**Exercise aim**
Gather every line from the entries below that includes "name".

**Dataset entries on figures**

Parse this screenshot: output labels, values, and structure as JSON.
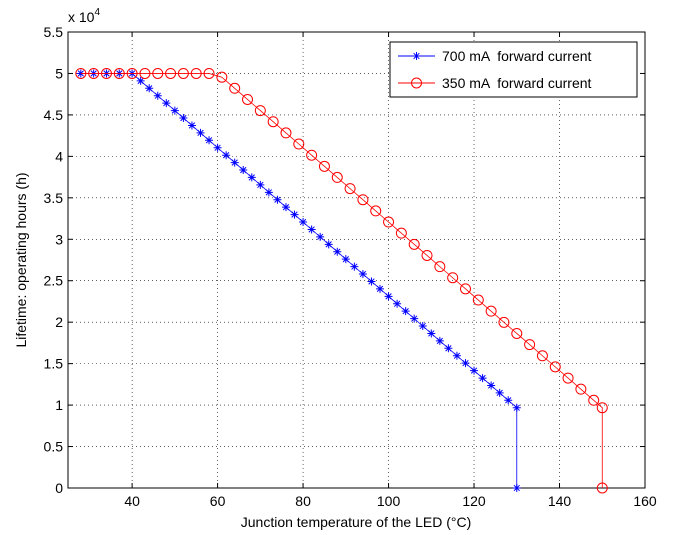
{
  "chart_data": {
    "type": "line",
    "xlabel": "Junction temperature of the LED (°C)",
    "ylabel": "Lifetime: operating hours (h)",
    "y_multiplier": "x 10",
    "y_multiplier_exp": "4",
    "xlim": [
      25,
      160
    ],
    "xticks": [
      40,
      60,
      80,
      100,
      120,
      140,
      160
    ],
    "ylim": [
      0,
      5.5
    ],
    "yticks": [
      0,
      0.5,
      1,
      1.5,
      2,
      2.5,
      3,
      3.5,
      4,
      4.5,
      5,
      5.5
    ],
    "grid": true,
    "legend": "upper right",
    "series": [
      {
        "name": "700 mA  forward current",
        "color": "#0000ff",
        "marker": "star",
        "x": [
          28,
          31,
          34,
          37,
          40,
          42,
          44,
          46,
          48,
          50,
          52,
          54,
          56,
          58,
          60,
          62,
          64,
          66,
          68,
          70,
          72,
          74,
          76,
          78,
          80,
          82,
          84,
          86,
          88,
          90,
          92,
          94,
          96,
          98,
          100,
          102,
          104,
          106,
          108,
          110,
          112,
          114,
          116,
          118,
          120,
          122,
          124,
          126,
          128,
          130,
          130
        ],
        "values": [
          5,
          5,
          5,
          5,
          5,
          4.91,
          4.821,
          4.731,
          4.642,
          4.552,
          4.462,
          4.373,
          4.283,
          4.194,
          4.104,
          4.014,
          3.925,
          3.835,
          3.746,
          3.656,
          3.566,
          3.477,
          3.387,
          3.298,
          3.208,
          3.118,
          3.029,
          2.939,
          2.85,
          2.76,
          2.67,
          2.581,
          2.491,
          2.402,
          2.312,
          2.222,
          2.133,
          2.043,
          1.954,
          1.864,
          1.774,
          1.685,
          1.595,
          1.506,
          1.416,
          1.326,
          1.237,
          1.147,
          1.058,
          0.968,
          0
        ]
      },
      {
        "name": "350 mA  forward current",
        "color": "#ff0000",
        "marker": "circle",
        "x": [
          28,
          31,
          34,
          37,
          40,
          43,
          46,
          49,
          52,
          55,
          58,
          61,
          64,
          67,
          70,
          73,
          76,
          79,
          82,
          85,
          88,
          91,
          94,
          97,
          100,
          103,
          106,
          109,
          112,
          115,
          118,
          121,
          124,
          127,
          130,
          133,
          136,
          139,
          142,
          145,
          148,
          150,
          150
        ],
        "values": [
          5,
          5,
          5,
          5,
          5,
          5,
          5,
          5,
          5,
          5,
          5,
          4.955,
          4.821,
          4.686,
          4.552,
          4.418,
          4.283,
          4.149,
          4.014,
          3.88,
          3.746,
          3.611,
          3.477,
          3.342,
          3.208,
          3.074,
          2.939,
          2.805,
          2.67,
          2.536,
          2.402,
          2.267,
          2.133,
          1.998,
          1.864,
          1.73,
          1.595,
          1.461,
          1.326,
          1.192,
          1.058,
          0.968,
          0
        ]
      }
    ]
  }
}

...

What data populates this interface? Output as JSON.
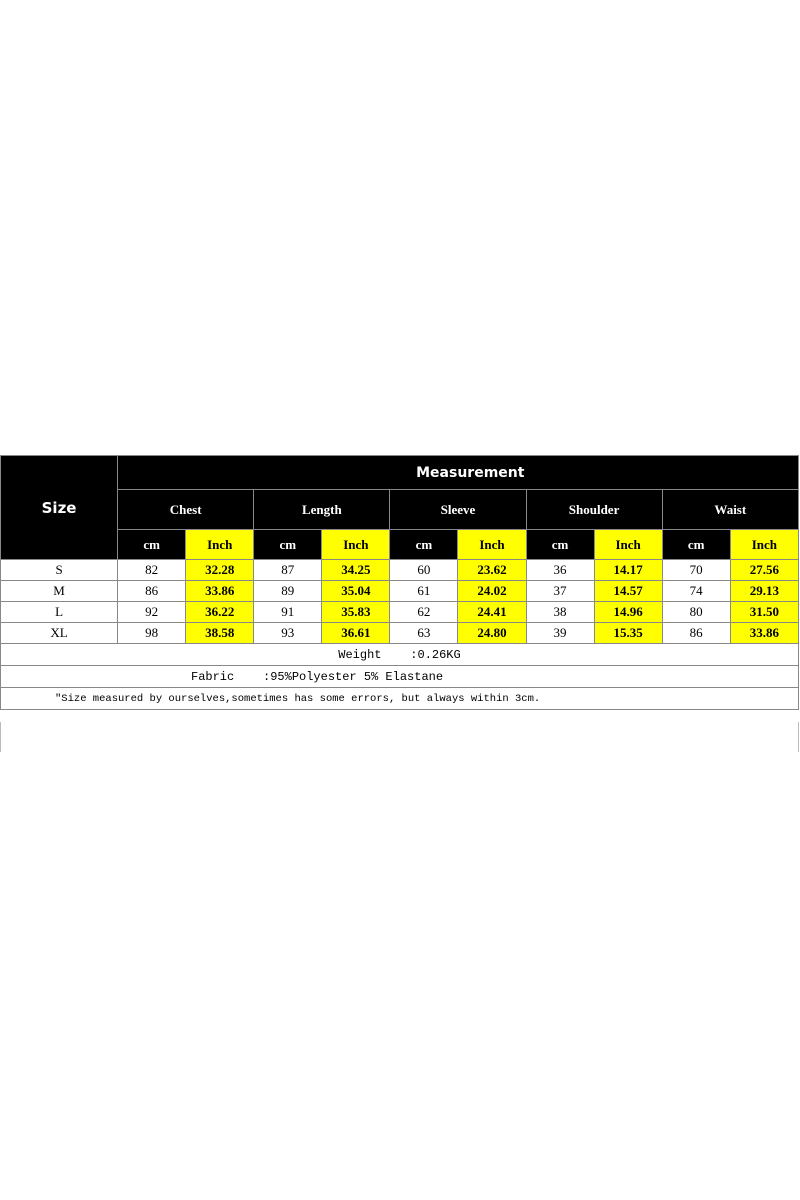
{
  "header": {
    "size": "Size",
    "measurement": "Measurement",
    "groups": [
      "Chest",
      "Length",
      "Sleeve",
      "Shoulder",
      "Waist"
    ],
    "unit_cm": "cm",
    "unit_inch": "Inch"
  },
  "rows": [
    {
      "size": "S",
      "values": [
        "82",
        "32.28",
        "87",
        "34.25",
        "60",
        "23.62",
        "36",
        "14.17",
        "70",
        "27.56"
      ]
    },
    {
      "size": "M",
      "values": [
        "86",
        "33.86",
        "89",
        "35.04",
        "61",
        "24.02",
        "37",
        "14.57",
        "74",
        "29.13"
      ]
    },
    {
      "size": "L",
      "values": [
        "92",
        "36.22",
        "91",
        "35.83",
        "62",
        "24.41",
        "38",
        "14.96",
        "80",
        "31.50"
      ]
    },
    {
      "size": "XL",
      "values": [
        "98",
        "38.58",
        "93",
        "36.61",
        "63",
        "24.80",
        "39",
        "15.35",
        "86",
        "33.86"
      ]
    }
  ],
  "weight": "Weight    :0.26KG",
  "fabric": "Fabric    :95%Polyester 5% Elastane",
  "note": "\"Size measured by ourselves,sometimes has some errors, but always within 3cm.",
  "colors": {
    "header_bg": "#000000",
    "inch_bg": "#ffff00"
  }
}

**Expected output**
        "name": "700 mA  forward current",
        "name": "350 mA  forward current",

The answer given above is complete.